Stored data

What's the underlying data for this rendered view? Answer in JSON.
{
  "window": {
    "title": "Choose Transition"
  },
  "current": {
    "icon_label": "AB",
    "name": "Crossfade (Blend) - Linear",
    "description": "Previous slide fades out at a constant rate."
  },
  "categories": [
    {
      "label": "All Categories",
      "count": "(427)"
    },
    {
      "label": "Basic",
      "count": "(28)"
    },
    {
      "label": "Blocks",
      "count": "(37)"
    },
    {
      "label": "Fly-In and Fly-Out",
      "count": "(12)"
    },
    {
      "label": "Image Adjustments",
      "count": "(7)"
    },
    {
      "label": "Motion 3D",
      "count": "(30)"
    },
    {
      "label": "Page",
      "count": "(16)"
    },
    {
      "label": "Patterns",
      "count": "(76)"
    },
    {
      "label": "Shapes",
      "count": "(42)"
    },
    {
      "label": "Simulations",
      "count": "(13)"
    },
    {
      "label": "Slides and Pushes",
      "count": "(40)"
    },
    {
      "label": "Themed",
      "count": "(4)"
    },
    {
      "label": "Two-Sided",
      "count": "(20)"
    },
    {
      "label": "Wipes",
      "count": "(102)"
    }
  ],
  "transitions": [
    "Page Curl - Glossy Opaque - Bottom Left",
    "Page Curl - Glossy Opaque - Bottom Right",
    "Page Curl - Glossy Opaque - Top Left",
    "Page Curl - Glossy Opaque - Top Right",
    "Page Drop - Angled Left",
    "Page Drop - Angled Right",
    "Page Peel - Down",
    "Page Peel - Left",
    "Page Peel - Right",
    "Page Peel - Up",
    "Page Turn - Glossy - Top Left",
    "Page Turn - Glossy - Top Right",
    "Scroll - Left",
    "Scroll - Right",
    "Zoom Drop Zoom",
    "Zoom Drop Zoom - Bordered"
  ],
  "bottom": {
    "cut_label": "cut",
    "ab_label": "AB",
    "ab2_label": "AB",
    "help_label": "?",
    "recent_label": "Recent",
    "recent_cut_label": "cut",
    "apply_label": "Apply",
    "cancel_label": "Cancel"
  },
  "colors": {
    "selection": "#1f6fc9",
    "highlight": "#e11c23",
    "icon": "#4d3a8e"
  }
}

## DIRECTIVE
Show all lines above holding "Right".

## REPLY TO THE EXERCISE
    "Page Curl - Glossy Opaque - Bottom Right",
    "Page Curl - Glossy Opaque - Top Right",
    "Page Drop - Angled Right",
    "Page Peel - Right",
    "Page Turn - Glossy - Top Right",
    "Scroll - Right",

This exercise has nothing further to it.